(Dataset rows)
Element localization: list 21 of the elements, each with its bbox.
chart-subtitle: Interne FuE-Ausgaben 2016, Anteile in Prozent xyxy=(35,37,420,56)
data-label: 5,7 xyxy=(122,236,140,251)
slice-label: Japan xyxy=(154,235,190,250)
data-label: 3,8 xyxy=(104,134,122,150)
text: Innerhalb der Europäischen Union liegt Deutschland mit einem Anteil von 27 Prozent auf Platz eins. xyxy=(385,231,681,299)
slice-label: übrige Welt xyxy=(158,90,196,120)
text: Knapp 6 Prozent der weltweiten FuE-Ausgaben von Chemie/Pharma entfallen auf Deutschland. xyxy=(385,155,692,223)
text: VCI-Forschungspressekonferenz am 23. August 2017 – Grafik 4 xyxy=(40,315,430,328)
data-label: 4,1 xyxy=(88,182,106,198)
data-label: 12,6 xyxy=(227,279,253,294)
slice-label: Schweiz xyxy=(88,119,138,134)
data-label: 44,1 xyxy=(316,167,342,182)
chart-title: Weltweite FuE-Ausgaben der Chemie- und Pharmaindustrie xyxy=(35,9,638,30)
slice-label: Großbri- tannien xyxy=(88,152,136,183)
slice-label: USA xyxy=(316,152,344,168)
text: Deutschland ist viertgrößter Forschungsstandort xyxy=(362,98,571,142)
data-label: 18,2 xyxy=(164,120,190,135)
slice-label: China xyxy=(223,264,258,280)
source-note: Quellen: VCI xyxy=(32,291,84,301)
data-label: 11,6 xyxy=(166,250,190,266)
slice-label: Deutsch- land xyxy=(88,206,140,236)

### GOAL
Collect each line of the items above that contains the string "slice", with matching case-sensitive.

### RESPONSE
slice-label: Japan xyxy=(154,235,190,250)
slice-label: übrige Welt xyxy=(158,90,196,120)
slice-label: Schweiz xyxy=(88,119,138,134)
slice-label: Großbri- tannien xyxy=(88,152,136,183)
slice-label: USA xyxy=(316,152,344,168)
slice-label: China xyxy=(223,264,258,280)
slice-label: Deutsch- land xyxy=(88,206,140,236)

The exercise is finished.